Updated: Comment #N
Problem/Motivation
CacheArray has been deprecated. The only left-over use is SchemaCache, which was added in 7.x because the list of tables could get very long, especially due to configurable fields.
Proposed resolution
As field storage tables are no longer exposed in hook_schema() and a lot of tables have been dropped due to conversion to config entities, caches tables are created on-demand as well and are no longer in there. The expected amount of tables defined in hook_schema() will be much much smaller in 8.x. Maybe even the content entity storage tables will be removed. So the schema cache is small enough so that we won't have to worry about it anymore.
Therefore, drop SchemaCache without replacement, together with CacheArray.
Remaining tasks
User interface changes
API changes
CacheArray is removed, has been deprecated for a long time already.

- - - - - - -

**What you will do**
[1] Echo the SchemaCache issue text starting with "Updated: Comment #N" and going on through "to configurable fields.".
[2] According to the SchemaCache issue text, why was SchemaCache added in 7.x?
The lines after this note were taken from a different source.

**Information provided**
- - - - - - -

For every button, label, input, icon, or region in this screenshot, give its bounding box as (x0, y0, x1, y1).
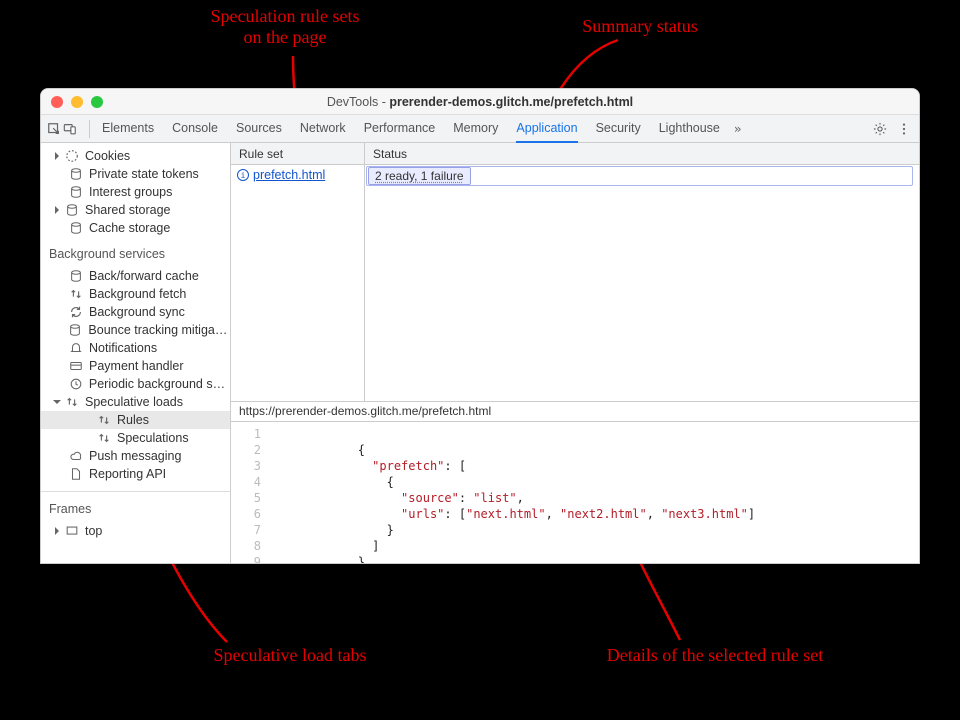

- - - - - - -

**Outputs for the tasks**
[1]
Updated: Comment #N
Problem/Motivation
CacheArray has been deprecated. The only left-over use is SchemaCache, which was added in 7.x because the list of tables could get very long, especially due to configurable fields.

[2] It was added because the list of tables could get very long, especially due to configurable fields.